- **Written problem**: All the data should be repeated exactly. Any image in it is left out.

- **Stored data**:
+++++

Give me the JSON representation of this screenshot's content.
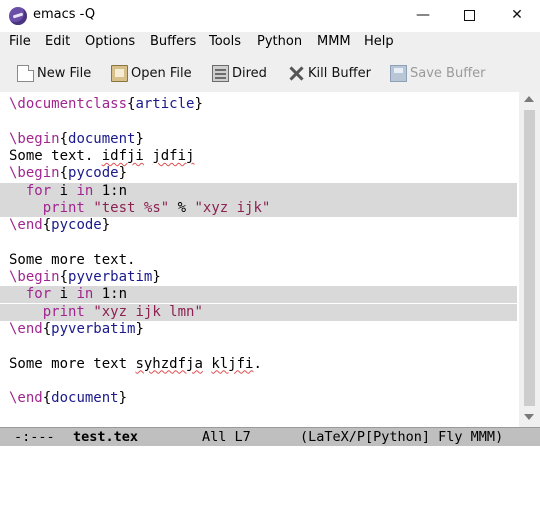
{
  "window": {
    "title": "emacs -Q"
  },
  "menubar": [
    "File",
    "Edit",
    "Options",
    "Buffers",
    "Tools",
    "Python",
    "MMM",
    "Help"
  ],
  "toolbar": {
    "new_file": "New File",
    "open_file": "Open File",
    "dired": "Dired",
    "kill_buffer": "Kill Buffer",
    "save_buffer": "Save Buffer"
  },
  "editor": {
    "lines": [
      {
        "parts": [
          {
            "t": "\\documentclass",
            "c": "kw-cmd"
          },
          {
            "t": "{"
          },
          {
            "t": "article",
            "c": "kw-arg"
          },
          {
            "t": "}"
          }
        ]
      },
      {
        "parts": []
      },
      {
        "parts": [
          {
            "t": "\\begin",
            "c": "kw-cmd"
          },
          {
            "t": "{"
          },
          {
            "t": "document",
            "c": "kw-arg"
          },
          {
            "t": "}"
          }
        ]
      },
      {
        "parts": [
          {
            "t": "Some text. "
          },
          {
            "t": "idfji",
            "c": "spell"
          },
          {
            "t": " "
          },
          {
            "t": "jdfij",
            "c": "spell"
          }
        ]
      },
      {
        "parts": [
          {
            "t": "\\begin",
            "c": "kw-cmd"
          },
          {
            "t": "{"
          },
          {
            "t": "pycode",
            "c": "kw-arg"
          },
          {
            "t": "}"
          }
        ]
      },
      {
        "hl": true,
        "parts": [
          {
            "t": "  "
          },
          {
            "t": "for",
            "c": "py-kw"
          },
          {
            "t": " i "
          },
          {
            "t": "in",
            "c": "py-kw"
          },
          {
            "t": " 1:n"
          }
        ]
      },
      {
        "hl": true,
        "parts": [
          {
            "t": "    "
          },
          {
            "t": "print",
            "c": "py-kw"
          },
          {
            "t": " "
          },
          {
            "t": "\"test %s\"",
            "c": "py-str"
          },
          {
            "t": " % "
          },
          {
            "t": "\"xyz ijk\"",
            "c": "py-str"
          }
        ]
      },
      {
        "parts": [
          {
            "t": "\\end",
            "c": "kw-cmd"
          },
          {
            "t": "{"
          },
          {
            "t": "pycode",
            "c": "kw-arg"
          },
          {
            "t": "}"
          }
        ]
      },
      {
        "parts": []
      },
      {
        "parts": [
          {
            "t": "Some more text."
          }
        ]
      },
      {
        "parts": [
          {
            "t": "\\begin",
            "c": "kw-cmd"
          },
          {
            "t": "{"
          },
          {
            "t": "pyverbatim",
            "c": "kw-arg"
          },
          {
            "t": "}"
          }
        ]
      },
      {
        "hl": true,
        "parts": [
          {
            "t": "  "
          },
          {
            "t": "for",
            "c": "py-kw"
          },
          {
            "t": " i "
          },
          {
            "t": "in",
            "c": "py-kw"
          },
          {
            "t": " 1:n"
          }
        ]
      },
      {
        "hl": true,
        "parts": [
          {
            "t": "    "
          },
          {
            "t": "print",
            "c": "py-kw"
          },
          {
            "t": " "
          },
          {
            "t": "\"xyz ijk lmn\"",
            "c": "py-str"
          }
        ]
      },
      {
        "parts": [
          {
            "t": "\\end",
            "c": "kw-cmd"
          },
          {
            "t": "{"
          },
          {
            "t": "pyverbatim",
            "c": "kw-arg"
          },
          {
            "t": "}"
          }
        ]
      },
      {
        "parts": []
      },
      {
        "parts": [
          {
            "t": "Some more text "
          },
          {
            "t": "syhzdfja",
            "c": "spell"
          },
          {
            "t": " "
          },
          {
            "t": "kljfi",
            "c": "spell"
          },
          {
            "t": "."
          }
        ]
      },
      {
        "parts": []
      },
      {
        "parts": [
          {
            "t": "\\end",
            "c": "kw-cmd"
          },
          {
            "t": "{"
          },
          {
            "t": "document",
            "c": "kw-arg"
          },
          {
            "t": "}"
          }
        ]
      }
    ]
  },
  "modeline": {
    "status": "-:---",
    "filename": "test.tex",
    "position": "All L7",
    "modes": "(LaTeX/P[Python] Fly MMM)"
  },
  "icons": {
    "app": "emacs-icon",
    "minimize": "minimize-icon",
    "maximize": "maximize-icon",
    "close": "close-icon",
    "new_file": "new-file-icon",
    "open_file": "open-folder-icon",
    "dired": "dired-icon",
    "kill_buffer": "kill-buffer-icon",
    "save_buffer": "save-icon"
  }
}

+++++

- **Task response**:
Give me the JSON representation of this screenshot's content.
{
  "window": {
    "title": "emacs -Q"
  },
  "menubar": [
    "File",
    "Edit",
    "Options",
    "Buffers",
    "Tools",
    "Python",
    "MMM",
    "Help"
  ],
  "toolbar": {
    "new_file": "New File",
    "open_file": "Open File",
    "dired": "Dired",
    "kill_buffer": "Kill Buffer",
    "save_buffer": "Save Buffer"
  },
  "editor": {
    "lines": [
      {
        "parts": [
          {
            "t": "\\documentclass",
            "c": "kw-cmd"
          },
          {
            "t": "{"
          },
          {
            "t": "article",
            "c": "kw-arg"
          },
          {
            "t": "}"
          }
        ]
      },
      {
        "parts": []
      },
      {
        "parts": [
          {
            "t": "\\begin",
            "c": "kw-cmd"
          },
          {
            "t": "{"
          },
          {
            "t": "document",
            "c": "kw-arg"
          },
          {
            "t": "}"
          }
        ]
      },
      {
        "parts": [
          {
            "t": "Some text. "
          },
          {
            "t": "idfji",
            "c": "spell"
          },
          {
            "t": " "
          },
          {
            "t": "jdfij",
            "c": "spell"
          }
        ]
      },
      {
        "parts": [
          {
            "t": "\\begin",
            "c": "kw-cmd"
          },
          {
            "t": "{"
          },
          {
            "t": "pycode",
            "c": "kw-arg"
          },
          {
            "t": "}"
          }
        ]
      },
      {
        "hl": true,
        "parts": [
          {
            "t": "  "
          },
          {
            "t": "for",
            "c": "py-kw"
          },
          {
            "t": " i "
          },
          {
            "t": "in",
            "c": "py-kw"
          },
          {
            "t": " 1:n"
          }
        ]
      },
      {
        "hl": true,
        "parts": [
          {
            "t": "    "
          },
          {
            "t": "print",
            "c": "py-kw"
          },
          {
            "t": " "
          },
          {
            "t": "\"test %s\"",
            "c": "py-str"
          },
          {
            "t": " % "
          },
          {
            "t": "\"xyz ijk\"",
            "c": "py-str"
          }
        ]
      },
      {
        "parts": [
          {
            "t": "\\end",
            "c": "kw-cmd"
          },
          {
            "t": "{"
          },
          {
            "t": "pycode",
            "c": "kw-arg"
          },
          {
            "t": "}"
          }
        ]
      },
      {
        "parts": []
      },
      {
        "parts": [
          {
            "t": "Some more text."
          }
        ]
      },
      {
        "parts": [
          {
            "t": "\\begin",
            "c": "kw-cmd"
          },
          {
            "t": "{"
          },
          {
            "t": "pyverbatim",
            "c": "kw-arg"
          },
          {
            "t": "}"
          }
        ]
      },
      {
        "hl": true,
        "parts": [
          {
            "t": "  "
          },
          {
            "t": "for",
            "c": "py-kw"
          },
          {
            "t": " i "
          },
          {
            "t": "in",
            "c": "py-kw"
          },
          {
            "t": " 1:n"
          }
        ]
      },
      {
        "hl": true,
        "parts": [
          {
            "t": "    "
          },
          {
            "t": "print",
            "c": "py-kw"
          },
          {
            "t": " "
          },
          {
            "t": "\"xyz ijk lmn\"",
            "c": "py-str"
          }
        ]
      },
      {
        "parts": [
          {
            "t": "\\end",
            "c": "kw-cmd"
          },
          {
            "t": "{"
          },
          {
            "t": "pyverbatim",
            "c": "kw-arg"
          },
          {
            "t": "}"
          }
        ]
      },
      {
        "parts": []
      },
      {
        "parts": [
          {
            "t": "Some more text "
          },
          {
            "t": "syhzdfja",
            "c": "spell"
          },
          {
            "t": " "
          },
          {
            "t": "kljfi",
            "c": "spell"
          },
          {
            "t": "."
          }
        ]
      },
      {
        "parts": []
      },
      {
        "parts": [
          {
            "t": "\\end",
            "c": "kw-cmd"
          },
          {
            "t": "{"
          },
          {
            "t": "document",
            "c": "kw-arg"
          },
          {
            "t": "}"
          }
        ]
      }
    ]
  },
  "modeline": {
    "status": "-:---",
    "filename": "test.tex",
    "position": "All L7",
    "modes": "(LaTeX/P[Python] Fly MMM)"
  },
  "icons": {
    "app": "emacs-icon",
    "minimize": "minimize-icon",
    "maximize": "maximize-icon",
    "close": "close-icon",
    "new_file": "new-file-icon",
    "open_file": "open-folder-icon",
    "dired": "dired-icon",
    "kill_buffer": "kill-buffer-icon",
    "save_buffer": "save-icon"
  }
}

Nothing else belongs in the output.